What you should do: Exactly as written, quote every line that follows, skipping the images.

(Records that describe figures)
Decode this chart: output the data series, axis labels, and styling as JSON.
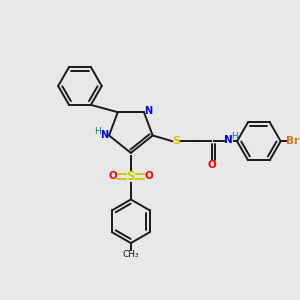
{
  "bg_color": "#e8e8e8",
  "bond_color": "#1a1a1a",
  "N_color": "#0000ff",
  "S_color": "#cccc00",
  "O_color": "#ff0000",
  "Br_color": "#cc7722",
  "H_color": "#008080",
  "C_color": "#1a1a1a",
  "lw": 1.4,
  "xlim": [
    0,
    10
  ],
  "ylim": [
    0,
    10
  ]
}
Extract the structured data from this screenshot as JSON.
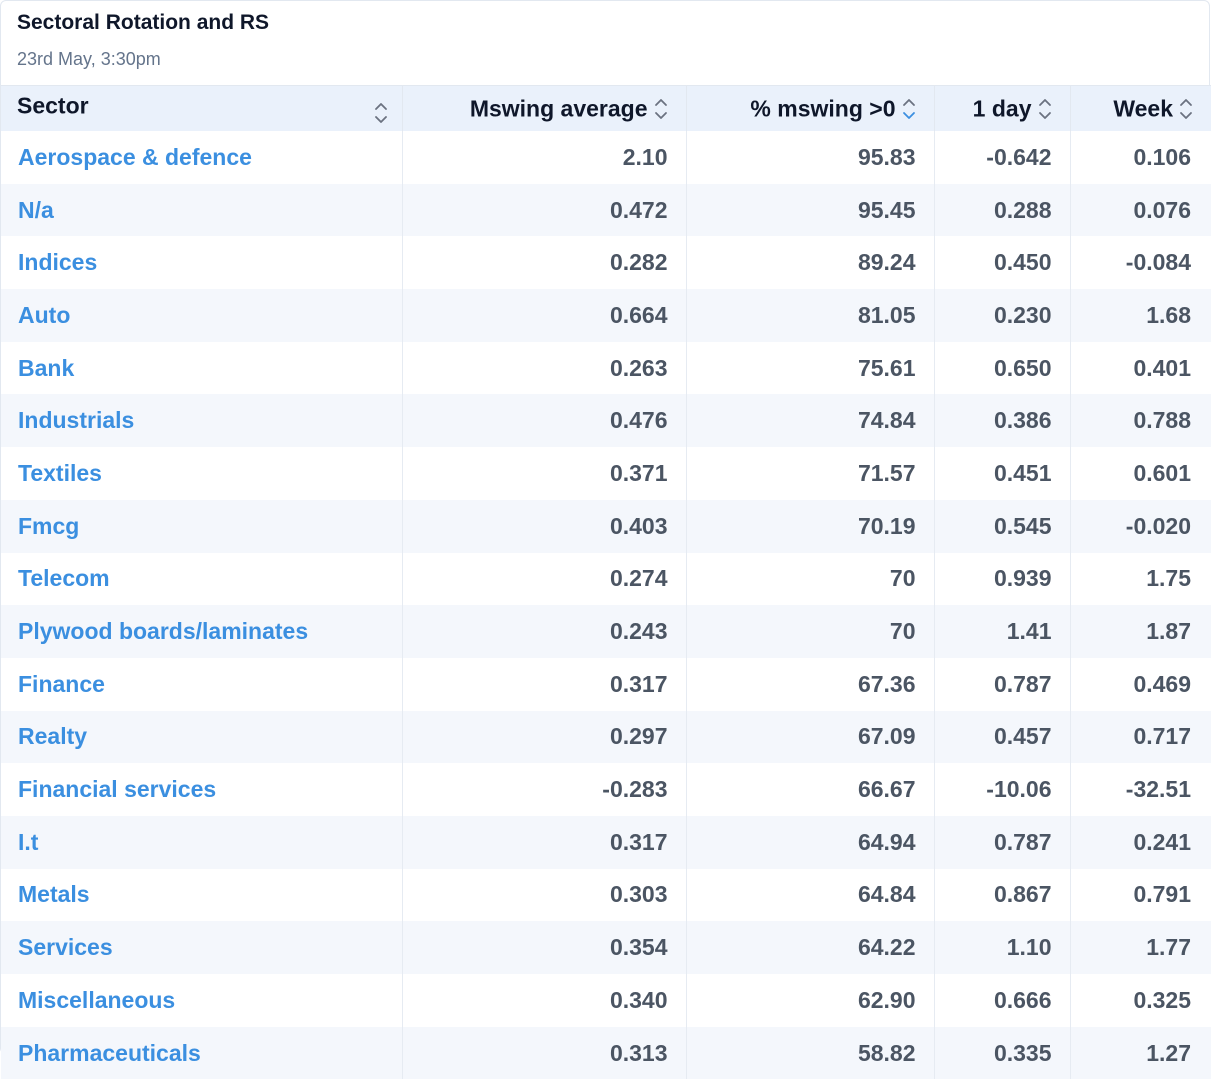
{
  "header": {
    "title": "Sectoral Rotation and RS",
    "subtitle": "23rd May, 3:30pm"
  },
  "table": {
    "columns": [
      {
        "label": "Sector",
        "sort": "none"
      },
      {
        "label": "Mswing average",
        "sort": "none"
      },
      {
        "label": "% mswing >0",
        "sort": "desc"
      },
      {
        "label": "1 day",
        "sort": "none"
      },
      {
        "label": "Week",
        "sort": "none"
      }
    ],
    "rows": [
      [
        "Aerospace & defence",
        "2.10",
        "95.83",
        "-0.642",
        "0.106"
      ],
      [
        "N/a",
        "0.472",
        "95.45",
        "0.288",
        "0.076"
      ],
      [
        "Indices",
        "0.282",
        "89.24",
        "0.450",
        "-0.084"
      ],
      [
        "Auto",
        "0.664",
        "81.05",
        "0.230",
        "1.68"
      ],
      [
        "Bank",
        "0.263",
        "75.61",
        "0.650",
        "0.401"
      ],
      [
        "Industrials",
        "0.476",
        "74.84",
        "0.386",
        "0.788"
      ],
      [
        "Textiles",
        "0.371",
        "71.57",
        "0.451",
        "0.601"
      ],
      [
        "Fmcg",
        "0.403",
        "70.19",
        "0.545",
        "-0.020"
      ],
      [
        "Telecom",
        "0.274",
        "70",
        "0.939",
        "1.75"
      ],
      [
        "Plywood boards/laminates",
        "0.243",
        "70",
        "1.41",
        "1.87"
      ],
      [
        "Finance",
        "0.317",
        "67.36",
        "0.787",
        "0.469"
      ],
      [
        "Realty",
        "0.297",
        "67.09",
        "0.457",
        "0.717"
      ],
      [
        "Financial services",
        "-0.283",
        "66.67",
        "-10.06",
        "-32.51"
      ],
      [
        "I.t",
        "0.317",
        "64.94",
        "0.787",
        "0.241"
      ],
      [
        "Metals",
        "0.303",
        "64.84",
        "0.867",
        "0.791"
      ],
      [
        "Services",
        "0.354",
        "64.22",
        "1.10",
        "1.77"
      ],
      [
        "Miscellaneous",
        "0.340",
        "62.90",
        "0.666",
        "0.325"
      ],
      [
        "Pharmaceuticals",
        "0.313",
        "58.82",
        "0.335",
        "1.27"
      ]
    ]
  },
  "colors": {
    "link": "#3b8fe0",
    "header_bg": "#eaf1fb",
    "sort_active": "#3b8fe0",
    "sort_inactive": "#6b7280"
  }
}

Output of the exercise:
Decode this chart: output the data series, axis labels, and styling as JSON.
{
  "bg_color": "#e8e8e8",
  "bond_color": "#1a1a1a",
  "N_color": "#0000ff",
  "S_color": "#cccc00",
  "O_color": "#ff0000",
  "Br_color": "#cc7722",
  "H_color": "#008080",
  "C_color": "#1a1a1a",
  "lw": 1.4,
  "xlim": [
    0,
    10
  ],
  "ylim": [
    0,
    10
  ]
}
Extract the structured data from this screenshot as JSON.
{
  "header": {
    "title": "Sectoral Rotation and RS",
    "subtitle": "23rd May, 3:30pm"
  },
  "table": {
    "columns": [
      {
        "label": "Sector",
        "sort": "none"
      },
      {
        "label": "Mswing average",
        "sort": "none"
      },
      {
        "label": "% mswing >0",
        "sort": "desc"
      },
      {
        "label": "1 day",
        "sort": "none"
      },
      {
        "label": "Week",
        "sort": "none"
      }
    ],
    "rows": [
      [
        "Aerospace & defence",
        "2.10",
        "95.83",
        "-0.642",
        "0.106"
      ],
      [
        "N/a",
        "0.472",
        "95.45",
        "0.288",
        "0.076"
      ],
      [
        "Indices",
        "0.282",
        "89.24",
        "0.450",
        "-0.084"
      ],
      [
        "Auto",
        "0.664",
        "81.05",
        "0.230",
        "1.68"
      ],
      [
        "Bank",
        "0.263",
        "75.61",
        "0.650",
        "0.401"
      ],
      [
        "Industrials",
        "0.476",
        "74.84",
        "0.386",
        "0.788"
      ],
      [
        "Textiles",
        "0.371",
        "71.57",
        "0.451",
        "0.601"
      ],
      [
        "Fmcg",
        "0.403",
        "70.19",
        "0.545",
        "-0.020"
      ],
      [
        "Telecom",
        "0.274",
        "70",
        "0.939",
        "1.75"
      ],
      [
        "Plywood boards/laminates",
        "0.243",
        "70",
        "1.41",
        "1.87"
      ],
      [
        "Finance",
        "0.317",
        "67.36",
        "0.787",
        "0.469"
      ],
      [
        "Realty",
        "0.297",
        "67.09",
        "0.457",
        "0.717"
      ],
      [
        "Financial services",
        "-0.283",
        "66.67",
        "-10.06",
        "-32.51"
      ],
      [
        "I.t",
        "0.317",
        "64.94",
        "0.787",
        "0.241"
      ],
      [
        "Metals",
        "0.303",
        "64.84",
        "0.867",
        "0.791"
      ],
      [
        "Services",
        "0.354",
        "64.22",
        "1.10",
        "1.77"
      ],
      [
        "Miscellaneous",
        "0.340",
        "62.90",
        "0.666",
        "0.325"
      ],
      [
        "Pharmaceuticals",
        "0.313",
        "58.82",
        "0.335",
        "1.27"
      ]
    ]
  },
  "colors": {
    "link": "#3b8fe0",
    "header_bg": "#eaf1fb",
    "sort_active": "#3b8fe0",
    "sort_inactive": "#6b7280"
  }
}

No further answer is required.